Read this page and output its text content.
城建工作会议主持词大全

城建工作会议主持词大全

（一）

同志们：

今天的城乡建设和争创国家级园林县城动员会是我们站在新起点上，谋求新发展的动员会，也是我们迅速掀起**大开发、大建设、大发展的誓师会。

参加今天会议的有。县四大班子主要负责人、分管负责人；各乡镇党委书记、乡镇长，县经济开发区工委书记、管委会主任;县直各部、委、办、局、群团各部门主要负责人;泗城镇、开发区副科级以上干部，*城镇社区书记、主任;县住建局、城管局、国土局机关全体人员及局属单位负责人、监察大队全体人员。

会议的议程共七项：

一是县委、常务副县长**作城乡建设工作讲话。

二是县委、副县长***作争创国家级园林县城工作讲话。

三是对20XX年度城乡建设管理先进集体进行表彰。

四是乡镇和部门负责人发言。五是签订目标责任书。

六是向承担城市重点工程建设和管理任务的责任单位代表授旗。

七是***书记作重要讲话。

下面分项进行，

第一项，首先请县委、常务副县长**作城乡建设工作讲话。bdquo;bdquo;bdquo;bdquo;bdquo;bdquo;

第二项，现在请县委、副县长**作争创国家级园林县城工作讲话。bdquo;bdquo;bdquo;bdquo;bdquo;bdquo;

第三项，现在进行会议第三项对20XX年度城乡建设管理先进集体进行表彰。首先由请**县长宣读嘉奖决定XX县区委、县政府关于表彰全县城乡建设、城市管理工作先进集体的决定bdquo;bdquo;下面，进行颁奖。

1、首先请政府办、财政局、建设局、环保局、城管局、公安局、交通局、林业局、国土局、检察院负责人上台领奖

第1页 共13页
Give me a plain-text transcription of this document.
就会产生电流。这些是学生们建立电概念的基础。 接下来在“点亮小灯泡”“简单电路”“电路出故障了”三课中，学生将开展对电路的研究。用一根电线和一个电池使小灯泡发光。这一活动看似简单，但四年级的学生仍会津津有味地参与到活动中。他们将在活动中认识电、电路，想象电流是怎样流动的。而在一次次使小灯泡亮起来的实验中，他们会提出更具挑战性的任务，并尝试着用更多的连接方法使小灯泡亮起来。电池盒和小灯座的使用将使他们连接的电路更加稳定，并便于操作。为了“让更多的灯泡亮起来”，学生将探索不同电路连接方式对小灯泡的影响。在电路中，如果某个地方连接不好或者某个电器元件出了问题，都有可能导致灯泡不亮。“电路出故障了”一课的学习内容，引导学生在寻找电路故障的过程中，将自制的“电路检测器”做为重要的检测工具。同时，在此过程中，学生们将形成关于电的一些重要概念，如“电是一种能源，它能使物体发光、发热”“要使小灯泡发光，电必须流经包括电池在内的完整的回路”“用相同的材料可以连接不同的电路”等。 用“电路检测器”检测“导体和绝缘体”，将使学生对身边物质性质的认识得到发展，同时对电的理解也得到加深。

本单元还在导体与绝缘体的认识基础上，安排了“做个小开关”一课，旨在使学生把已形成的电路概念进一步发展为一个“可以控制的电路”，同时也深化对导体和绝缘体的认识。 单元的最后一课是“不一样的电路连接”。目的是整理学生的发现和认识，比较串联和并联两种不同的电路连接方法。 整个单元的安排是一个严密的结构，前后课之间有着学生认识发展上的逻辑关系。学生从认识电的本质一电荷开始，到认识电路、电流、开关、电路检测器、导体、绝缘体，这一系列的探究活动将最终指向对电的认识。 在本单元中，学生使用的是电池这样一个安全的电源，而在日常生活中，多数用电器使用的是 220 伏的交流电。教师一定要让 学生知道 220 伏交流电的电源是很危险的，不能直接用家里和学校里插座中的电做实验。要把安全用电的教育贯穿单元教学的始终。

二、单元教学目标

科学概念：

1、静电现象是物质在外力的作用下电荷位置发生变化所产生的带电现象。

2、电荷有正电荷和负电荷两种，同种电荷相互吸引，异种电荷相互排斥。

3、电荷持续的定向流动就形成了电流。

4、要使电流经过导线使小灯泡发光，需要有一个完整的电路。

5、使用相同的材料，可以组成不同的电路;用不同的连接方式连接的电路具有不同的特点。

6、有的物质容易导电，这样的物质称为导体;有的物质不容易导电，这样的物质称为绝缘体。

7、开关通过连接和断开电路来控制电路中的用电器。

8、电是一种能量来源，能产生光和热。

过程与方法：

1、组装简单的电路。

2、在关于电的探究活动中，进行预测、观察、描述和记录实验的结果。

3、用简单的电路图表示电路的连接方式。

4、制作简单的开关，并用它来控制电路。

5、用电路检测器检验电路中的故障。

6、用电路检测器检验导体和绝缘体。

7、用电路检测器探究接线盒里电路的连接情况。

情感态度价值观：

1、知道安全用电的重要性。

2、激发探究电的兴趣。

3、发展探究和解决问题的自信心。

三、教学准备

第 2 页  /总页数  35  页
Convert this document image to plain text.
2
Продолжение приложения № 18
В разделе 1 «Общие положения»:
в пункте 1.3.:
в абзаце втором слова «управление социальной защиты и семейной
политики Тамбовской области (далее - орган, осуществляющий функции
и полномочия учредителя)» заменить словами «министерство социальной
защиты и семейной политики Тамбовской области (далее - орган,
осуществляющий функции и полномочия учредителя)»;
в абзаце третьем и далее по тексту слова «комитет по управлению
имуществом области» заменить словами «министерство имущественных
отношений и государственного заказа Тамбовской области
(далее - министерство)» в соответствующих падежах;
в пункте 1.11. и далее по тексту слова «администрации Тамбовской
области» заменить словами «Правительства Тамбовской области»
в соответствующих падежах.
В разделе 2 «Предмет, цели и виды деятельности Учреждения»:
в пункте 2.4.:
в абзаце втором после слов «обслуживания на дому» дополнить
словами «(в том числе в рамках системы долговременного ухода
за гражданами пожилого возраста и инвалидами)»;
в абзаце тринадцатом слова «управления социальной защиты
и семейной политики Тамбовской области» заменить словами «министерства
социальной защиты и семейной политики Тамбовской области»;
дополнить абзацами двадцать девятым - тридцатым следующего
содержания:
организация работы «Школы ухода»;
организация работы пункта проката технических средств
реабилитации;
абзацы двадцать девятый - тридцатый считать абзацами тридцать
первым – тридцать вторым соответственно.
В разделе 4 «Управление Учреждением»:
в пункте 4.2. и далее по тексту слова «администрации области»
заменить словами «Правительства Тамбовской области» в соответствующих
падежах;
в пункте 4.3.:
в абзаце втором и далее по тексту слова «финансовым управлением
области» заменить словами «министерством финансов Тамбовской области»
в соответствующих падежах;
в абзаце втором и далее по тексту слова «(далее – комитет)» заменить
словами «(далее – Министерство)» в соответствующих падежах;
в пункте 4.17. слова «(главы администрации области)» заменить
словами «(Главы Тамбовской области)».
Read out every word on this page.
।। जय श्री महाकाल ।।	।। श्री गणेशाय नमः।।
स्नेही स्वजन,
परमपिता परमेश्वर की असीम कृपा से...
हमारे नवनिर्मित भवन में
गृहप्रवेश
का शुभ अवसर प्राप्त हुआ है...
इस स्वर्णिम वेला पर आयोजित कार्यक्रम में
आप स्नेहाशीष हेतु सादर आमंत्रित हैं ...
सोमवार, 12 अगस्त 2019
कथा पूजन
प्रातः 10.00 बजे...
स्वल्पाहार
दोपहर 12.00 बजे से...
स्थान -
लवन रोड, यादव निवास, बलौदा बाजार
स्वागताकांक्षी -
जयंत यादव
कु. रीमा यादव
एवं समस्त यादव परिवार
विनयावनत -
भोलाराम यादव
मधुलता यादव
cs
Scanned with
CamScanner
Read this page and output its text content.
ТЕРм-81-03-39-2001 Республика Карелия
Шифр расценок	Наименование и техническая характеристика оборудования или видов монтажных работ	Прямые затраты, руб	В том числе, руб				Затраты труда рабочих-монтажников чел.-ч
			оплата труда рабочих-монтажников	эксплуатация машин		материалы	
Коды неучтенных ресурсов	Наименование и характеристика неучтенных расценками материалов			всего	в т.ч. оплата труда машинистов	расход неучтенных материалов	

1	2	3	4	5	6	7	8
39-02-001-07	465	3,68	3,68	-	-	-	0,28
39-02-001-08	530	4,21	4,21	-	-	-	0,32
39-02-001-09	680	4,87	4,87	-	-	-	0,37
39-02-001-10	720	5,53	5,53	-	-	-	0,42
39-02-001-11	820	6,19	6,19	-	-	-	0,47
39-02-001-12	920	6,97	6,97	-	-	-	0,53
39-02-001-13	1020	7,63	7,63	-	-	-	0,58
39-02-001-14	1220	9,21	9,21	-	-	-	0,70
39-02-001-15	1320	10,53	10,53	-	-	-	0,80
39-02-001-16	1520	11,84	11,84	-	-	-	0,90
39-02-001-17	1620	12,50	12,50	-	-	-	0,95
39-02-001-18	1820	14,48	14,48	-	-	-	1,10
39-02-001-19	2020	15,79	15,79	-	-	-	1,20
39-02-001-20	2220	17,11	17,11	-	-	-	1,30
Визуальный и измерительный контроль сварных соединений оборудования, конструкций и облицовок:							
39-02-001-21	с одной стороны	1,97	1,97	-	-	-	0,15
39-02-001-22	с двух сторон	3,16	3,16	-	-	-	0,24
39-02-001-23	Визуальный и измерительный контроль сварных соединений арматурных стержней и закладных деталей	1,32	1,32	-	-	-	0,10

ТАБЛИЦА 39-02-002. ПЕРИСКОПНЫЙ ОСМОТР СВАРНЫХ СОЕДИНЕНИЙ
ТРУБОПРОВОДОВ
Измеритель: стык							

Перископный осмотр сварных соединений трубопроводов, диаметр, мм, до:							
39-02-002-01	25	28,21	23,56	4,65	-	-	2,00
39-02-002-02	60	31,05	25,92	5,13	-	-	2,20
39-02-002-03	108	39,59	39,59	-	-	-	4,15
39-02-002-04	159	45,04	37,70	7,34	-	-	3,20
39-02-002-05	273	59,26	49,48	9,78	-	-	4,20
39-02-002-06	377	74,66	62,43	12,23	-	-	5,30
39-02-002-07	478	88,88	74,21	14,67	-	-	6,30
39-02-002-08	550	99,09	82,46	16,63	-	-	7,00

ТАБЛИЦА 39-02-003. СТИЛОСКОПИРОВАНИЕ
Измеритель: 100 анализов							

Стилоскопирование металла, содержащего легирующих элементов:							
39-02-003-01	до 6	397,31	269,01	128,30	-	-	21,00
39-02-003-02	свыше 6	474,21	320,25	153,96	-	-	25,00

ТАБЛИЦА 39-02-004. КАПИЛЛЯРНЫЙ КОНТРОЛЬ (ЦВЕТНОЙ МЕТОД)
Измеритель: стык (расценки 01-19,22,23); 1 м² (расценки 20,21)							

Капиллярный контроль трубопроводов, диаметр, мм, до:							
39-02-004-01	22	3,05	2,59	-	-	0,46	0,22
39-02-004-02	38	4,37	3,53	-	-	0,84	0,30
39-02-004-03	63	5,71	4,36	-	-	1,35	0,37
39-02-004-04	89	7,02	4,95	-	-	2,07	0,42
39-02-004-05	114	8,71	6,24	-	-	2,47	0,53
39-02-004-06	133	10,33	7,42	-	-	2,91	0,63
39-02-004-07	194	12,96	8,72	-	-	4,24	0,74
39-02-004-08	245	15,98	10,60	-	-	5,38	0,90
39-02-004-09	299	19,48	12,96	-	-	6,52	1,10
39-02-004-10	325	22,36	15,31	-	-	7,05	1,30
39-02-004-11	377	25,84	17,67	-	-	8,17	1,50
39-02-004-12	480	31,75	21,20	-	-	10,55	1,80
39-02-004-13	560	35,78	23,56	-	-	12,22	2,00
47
· · · · · · ·
Short task
Which lines hold the word "осуществляющий"? Copy each of them from the records.

The output
политики Тамбовской области (далее - орган, осуществляющий функции
осуществляющий функции и полномочия учредителя)»;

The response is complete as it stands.